# [PROBLEM]
Skip every picture and transcribe the remaining material exactly.

═════ THE INPUT

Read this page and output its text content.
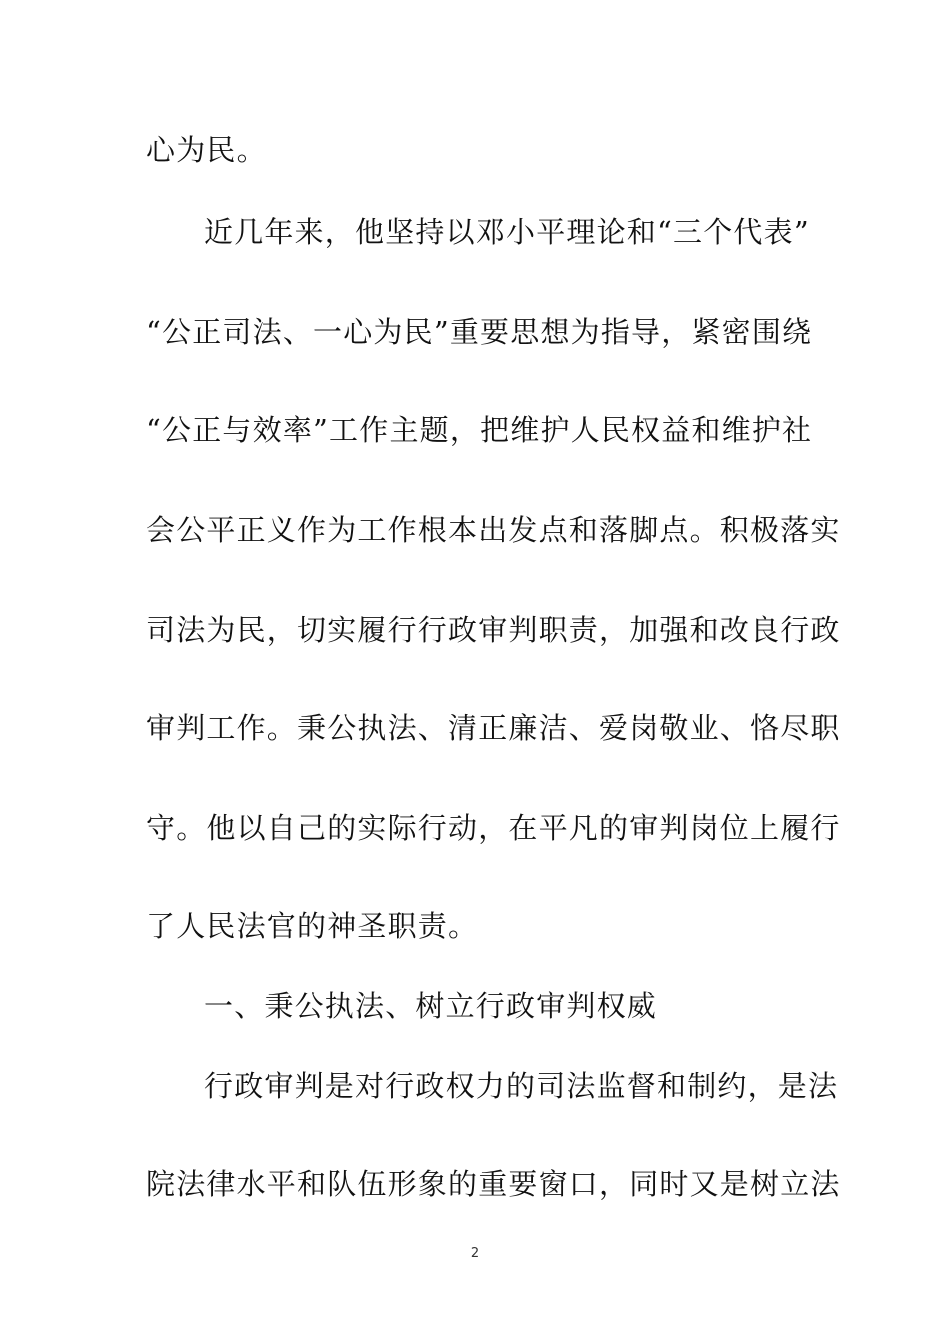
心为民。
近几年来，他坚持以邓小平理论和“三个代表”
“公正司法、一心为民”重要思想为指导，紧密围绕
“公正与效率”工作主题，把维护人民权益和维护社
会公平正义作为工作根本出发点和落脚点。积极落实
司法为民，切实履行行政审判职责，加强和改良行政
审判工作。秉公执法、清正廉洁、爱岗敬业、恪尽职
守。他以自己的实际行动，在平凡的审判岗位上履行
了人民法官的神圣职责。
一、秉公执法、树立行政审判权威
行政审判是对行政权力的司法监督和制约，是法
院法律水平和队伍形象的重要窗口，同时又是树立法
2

══════════

# [FINAL RESULT]
Read this page and output its text content.
心为民。
近几年来，他坚持以邓小平理论和“三个代表”
“公正司法、一心为民”重要思想为指导，紧密围绕
“公正与效率”工作主题，把维护人民权益和维护社
会公平正义作为工作根本出发点和落脚点。积极落实
司法为民，切实履行行政审判职责，加强和改良行政
审判工作。秉公执法、清正廉洁、爱岗敬业、恪尽职
守。他以自己的实际行动，在平凡的审判岗位上履行
了人民法官的神圣职责。
一、秉公执法、树立行政审判权威
行政审判是对行政权力的司法监督和制约，是法
院法律水平和队伍形象的重要窗口，同时又是树立法
2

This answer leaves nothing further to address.